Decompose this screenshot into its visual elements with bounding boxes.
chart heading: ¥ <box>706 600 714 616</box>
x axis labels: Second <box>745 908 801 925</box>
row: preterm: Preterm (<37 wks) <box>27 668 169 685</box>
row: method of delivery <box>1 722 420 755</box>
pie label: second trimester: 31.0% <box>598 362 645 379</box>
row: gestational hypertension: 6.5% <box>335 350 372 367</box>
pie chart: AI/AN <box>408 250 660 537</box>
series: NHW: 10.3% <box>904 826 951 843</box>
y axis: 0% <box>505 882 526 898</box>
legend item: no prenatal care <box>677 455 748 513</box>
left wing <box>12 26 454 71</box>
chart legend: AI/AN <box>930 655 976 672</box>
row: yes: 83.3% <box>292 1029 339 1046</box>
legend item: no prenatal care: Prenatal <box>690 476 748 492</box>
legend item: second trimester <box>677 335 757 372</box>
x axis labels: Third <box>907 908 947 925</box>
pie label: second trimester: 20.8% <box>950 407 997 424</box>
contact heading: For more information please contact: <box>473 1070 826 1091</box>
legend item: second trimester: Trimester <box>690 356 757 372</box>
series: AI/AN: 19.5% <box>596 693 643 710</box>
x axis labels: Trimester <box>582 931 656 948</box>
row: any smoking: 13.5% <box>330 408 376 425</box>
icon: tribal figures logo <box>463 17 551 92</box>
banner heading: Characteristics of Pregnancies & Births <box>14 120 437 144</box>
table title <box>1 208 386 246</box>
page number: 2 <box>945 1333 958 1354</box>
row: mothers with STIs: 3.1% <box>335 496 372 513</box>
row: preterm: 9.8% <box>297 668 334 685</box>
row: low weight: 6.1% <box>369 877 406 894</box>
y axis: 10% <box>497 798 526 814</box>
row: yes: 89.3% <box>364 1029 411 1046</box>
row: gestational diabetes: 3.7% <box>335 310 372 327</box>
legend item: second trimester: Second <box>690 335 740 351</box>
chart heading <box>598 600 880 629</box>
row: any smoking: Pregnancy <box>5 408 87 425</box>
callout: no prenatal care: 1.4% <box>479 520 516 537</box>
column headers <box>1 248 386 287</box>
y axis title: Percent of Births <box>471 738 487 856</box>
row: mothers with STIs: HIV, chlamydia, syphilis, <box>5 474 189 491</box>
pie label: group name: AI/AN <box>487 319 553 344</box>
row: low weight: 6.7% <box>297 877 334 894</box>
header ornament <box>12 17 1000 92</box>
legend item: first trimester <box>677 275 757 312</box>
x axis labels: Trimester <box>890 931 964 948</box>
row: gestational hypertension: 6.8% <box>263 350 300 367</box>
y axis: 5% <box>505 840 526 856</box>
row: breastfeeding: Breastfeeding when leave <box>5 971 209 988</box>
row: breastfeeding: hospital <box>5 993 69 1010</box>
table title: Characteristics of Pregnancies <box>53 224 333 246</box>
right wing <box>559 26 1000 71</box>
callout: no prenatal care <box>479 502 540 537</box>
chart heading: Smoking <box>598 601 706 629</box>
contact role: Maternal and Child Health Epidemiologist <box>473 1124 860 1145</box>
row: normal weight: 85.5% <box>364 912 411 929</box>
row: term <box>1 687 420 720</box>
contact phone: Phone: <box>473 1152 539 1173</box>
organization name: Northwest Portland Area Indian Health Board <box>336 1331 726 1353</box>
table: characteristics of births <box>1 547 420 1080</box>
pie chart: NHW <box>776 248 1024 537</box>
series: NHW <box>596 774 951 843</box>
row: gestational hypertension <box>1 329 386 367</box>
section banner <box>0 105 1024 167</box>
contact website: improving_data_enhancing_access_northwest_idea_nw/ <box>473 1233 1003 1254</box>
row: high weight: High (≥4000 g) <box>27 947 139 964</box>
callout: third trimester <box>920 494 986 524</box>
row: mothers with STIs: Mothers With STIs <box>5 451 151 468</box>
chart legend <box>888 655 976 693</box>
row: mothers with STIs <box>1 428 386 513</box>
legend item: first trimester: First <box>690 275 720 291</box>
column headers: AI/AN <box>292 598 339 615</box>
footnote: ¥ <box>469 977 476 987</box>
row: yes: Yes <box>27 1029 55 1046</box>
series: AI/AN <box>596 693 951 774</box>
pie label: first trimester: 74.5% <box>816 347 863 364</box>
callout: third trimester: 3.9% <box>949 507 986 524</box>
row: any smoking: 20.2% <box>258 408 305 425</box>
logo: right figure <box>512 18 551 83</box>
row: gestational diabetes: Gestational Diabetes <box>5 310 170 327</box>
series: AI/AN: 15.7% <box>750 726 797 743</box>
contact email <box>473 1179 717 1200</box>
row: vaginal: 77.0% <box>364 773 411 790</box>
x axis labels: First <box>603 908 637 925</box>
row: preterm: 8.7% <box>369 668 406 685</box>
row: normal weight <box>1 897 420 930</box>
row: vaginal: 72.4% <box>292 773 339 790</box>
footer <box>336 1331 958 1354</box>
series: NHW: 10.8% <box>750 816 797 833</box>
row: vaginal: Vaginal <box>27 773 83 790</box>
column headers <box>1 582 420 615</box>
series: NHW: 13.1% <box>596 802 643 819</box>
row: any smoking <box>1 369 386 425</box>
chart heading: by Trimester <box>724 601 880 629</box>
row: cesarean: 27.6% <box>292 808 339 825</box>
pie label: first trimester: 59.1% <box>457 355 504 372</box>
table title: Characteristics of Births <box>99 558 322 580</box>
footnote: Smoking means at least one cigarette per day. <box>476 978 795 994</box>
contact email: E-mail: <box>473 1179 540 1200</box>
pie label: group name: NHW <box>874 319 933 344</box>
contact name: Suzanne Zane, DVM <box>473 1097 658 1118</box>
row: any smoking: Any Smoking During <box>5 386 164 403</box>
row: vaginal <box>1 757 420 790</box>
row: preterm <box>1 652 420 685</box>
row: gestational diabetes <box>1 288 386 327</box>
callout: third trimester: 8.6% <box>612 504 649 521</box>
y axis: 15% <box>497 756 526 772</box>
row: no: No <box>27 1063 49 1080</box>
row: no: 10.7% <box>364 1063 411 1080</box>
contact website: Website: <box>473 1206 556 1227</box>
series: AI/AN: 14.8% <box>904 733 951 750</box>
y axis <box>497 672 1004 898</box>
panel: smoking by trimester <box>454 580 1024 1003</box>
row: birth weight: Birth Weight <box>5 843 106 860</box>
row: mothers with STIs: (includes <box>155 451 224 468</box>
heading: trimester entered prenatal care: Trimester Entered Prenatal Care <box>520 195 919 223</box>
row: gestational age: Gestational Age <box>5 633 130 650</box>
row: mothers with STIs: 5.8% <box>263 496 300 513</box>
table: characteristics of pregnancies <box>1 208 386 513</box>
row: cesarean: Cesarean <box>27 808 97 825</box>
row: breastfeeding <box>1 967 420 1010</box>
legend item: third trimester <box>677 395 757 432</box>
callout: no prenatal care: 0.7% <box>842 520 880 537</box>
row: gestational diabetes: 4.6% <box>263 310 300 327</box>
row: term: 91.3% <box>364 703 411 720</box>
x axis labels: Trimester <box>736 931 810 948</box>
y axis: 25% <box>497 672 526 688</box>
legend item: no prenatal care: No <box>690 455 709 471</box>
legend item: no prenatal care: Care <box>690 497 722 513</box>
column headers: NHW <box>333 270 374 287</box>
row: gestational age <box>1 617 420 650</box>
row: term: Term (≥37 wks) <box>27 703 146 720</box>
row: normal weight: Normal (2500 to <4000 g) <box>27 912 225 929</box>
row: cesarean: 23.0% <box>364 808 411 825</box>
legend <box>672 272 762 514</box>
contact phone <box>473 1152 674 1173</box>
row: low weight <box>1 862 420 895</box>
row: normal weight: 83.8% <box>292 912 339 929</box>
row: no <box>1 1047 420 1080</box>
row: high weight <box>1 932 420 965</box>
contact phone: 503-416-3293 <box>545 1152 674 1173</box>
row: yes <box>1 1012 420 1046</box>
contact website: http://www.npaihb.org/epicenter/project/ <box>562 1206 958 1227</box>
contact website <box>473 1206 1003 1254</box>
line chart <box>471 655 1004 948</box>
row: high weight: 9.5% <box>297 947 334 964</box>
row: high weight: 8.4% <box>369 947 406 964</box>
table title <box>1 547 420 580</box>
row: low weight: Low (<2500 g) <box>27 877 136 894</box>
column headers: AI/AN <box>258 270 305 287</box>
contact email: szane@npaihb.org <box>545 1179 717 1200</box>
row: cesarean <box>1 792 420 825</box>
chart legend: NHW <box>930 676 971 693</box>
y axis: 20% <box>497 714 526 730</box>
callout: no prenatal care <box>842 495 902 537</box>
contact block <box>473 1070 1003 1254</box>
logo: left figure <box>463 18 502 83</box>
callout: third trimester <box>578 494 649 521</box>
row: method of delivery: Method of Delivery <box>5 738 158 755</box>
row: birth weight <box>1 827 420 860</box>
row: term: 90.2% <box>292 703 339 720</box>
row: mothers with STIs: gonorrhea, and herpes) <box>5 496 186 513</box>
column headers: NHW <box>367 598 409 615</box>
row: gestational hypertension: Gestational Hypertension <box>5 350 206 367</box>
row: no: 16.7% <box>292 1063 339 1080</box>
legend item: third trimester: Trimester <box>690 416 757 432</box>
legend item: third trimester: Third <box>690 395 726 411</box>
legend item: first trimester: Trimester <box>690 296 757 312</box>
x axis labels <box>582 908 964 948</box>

--- Written task ---
Please return the data above unchanged, covering the stretch from its first line through the line that contains "row: any smoking: Pregnancy", with both of those lines included.

--- Output of the exercise ---
Decompose this screenshot into its visual elements with bounding boxes.
chart heading: ¥ <box>706 600 714 616</box>
x axis labels: Second <box>745 908 801 925</box>
row: preterm: Preterm (<37 wks) <box>27 668 169 685</box>
row: method of delivery <box>1 722 420 755</box>
pie label: second trimester: 31.0% <box>598 362 645 379</box>
row: gestational hypertension: 6.5% <box>335 350 372 367</box>
pie chart: AI/AN <box>408 250 660 537</box>
series: NHW: 10.3% <box>904 826 951 843</box>
y axis: 0% <box>505 882 526 898</box>
legend item: no prenatal care <box>677 455 748 513</box>
left wing <box>12 26 454 71</box>
chart legend: AI/AN <box>930 655 976 672</box>
row: yes: 83.3% <box>292 1029 339 1046</box>
legend item: no prenatal care: Prenatal <box>690 476 748 492</box>
legend item: second trimester <box>677 335 757 372</box>
x axis labels: Third <box>907 908 947 925</box>
pie label: second trimester: 20.8% <box>950 407 997 424</box>
contact heading: For more information please contact: <box>473 1070 826 1091</box>
legend item: second trimester: Trimester <box>690 356 757 372</box>
series: AI/AN: 19.5% <box>596 693 643 710</box>
x axis labels: Trimester <box>582 931 656 948</box>
row: any smoking: 13.5% <box>330 408 376 425</box>
icon: tribal figures logo <box>463 17 551 92</box>
banner heading: Characteristics of Pregnancies & Births <box>14 120 437 144</box>
table title <box>1 208 386 246</box>
page number: 2 <box>945 1333 958 1354</box>
row: mothers with STIs: 3.1% <box>335 496 372 513</box>
row: preterm: 9.8% <box>297 668 334 685</box>
row: low weight: 6.1% <box>369 877 406 894</box>
y axis: 10% <box>497 798 526 814</box>
row: yes: 89.3% <box>364 1029 411 1046</box>
row: gestational diabetes: 3.7% <box>335 310 372 327</box>
legend item: second trimester: Second <box>690 335 740 351</box>
chart heading <box>598 600 880 629</box>
row: any smoking: Pregnancy <box>5 408 87 425</box>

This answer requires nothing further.